#### [DOCUMENTO DE ORIGEM]
O ano de 2011 marca o fim de uma época de pesca abundante na região. A partir de então, excepção feita para o ano de 2013, as quantidades de sardinha capturada têm sido significativamente inferiores...

MAR ADENTRO à pesca de esperança.

Bruno Filipe Pires

vivalgarve 73 (Abril 2006) :::: ler AQUI

UMA NOITE À PROCURA DE SARDINHA

Isabel Leiria e José Carlos Carvalho

EXPRESSO (12 Agosto 2017) :::: ler AQUI

UMA NOITE A BORDO DA TRAINEIRA 'ARRIFANA'

em 15 fotografias de Filipe da Palma 

THE SARDINE PHOTO EXPERIENCE

Franqueada a porta da casa do leme, à direita uma tangível imagem de Nossa Senhora de Fátima. No interior, ocupando cerca de metade do espaço da parede frontal, ao lado da roda do leme, imensos écrans, cada qual com sua função. A visão romântica de uma pesca efetuada por instinto e por leitura de sinais terrenos e marítimos, que não permeados por tecnologia, ficou confirmada pela sua negação.

 

Em 22 metros de traineira corpos de homens dos 20 e muitos aos mais de 60 anos sabem com a precisão de um relógio o que é necessário fazer para que a 'Arrifana' abandone o iluminado porto de Portimão, sulcando a partir de agora o negrume da cálida noite.
 

Passam as horas devagar, repousa a maioria dos pescadores, aproveita-se para confirmar in situ, através de sonar, o leito que uns afirmavam rochoso e que o não é, permitindo no futuro e em necessidade lançar rede. Entre o barulho dos motores que se escapa do inferior cavername e da restante maquinaria tecnológica que apetrecha a casa do leme, a comunicação entre Mestre e Contramestre faz-se de modo quase imperceptível, no que a mim me parecem sussurros. Mas 16 anos de relação profissional para além de familiar, em tão exíguo espaço, contribuem para que a linguagem seja compreensível e despojada de desnecessários artifícios.

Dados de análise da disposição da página
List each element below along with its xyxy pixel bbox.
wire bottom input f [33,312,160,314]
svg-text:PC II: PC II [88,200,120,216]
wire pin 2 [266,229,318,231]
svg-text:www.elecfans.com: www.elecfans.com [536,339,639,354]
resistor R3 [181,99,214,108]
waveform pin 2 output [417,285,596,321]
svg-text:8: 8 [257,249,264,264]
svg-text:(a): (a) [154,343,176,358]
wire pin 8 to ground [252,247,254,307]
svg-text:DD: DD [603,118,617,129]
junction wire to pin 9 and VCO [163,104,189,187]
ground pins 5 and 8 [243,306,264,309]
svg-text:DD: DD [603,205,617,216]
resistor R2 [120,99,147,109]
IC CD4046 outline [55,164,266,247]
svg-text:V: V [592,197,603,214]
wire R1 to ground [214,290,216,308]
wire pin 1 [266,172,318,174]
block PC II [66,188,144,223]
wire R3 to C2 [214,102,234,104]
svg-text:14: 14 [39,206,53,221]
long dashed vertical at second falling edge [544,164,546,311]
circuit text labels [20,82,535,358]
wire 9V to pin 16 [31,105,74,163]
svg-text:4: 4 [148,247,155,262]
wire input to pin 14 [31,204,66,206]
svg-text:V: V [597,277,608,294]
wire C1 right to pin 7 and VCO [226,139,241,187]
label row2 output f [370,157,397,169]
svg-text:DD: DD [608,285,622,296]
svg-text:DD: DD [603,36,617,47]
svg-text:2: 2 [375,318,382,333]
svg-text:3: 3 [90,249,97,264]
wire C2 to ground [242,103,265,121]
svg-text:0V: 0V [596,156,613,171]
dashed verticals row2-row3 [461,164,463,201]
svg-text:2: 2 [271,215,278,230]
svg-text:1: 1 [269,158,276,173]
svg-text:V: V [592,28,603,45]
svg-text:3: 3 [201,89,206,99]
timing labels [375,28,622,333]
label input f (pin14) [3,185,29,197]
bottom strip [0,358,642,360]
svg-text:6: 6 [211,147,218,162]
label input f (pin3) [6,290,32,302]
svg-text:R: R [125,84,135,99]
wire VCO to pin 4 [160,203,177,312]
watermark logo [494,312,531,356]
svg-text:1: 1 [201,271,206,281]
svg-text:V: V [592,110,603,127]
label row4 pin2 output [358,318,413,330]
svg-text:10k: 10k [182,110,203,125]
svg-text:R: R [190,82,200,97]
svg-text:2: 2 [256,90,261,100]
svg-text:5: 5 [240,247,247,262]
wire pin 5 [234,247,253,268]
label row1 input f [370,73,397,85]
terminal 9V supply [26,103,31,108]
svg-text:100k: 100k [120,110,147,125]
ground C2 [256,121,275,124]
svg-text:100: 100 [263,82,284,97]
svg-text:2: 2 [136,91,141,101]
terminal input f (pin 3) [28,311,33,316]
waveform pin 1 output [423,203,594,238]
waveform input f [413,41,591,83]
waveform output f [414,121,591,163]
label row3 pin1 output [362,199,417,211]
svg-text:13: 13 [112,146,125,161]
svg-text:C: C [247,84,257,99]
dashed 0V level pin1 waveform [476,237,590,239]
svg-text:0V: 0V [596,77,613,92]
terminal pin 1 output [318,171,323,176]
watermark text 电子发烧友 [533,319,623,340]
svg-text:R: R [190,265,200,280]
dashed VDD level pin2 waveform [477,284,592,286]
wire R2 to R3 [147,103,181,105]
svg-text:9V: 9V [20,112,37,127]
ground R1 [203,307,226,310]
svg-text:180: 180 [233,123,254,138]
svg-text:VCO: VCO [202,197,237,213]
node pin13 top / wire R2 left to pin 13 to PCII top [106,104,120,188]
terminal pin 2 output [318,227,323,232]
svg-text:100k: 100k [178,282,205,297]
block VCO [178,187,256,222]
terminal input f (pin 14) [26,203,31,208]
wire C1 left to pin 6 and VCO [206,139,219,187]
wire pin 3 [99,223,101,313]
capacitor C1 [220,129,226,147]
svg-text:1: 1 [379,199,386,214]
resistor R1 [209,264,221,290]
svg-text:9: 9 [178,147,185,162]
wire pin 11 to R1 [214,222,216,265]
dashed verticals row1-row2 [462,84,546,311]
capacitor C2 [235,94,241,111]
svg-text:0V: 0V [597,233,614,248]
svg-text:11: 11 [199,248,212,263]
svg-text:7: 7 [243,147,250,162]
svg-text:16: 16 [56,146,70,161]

#### [ENUNCIADO 1]
Repita do documento de origem o trecho que começa em "Em 22 metros" e segue até "de desnecessários artifícios.".
#### [ENUNCIADO 2]
Responda com base no documento de origem:
(a) Quantos metros tem a traineira 'Arrifana'?
(b) Que imagem se encontra à direita de quem passa a porta da casa do leme?
(c) Há quantos anos dura a relação profissional entre o Mestre e o Contramestre?

#### [RESOLUÇÃO ESCRITA 1]
Em 22 metros de traineira corpos de homens dos 20 e muitos aos mais de 60 anos sabem com a precisão de um relógio o que é necessário fazer para que a 'Arrifana' abandone o iluminado porto de Portimão, sulcando a partir de agora o negrume da cálida noite.
 

Passam as horas devagar, repousa a maioria dos pescadores, aproveita-se para confirmar in situ, através de sonar, o leito que uns afirmavam rochoso e que o não é, permitindo no futuro e em necessidade lançar rede. Entre o barulho dos motores que se escapa do inferior cavername e da restante maquinaria tecnológica que apetrecha a casa do leme, a comunicação entre Mestre e Contramestre faz-se de modo quase imperceptível, no que a mim me parecem sussurros. Mas 16 anos de relação profissional para além de familiar, em tão exíguo espaço, contribuem para que a linguagem seja compreensível e despojada de desnecessários artifícios.

#### [RESOLUÇÃO ESCRITA 2]
(a) 22 metros.
(b) Uma imagem de Nossa Senhora de Fátima.
(c) 16 anos.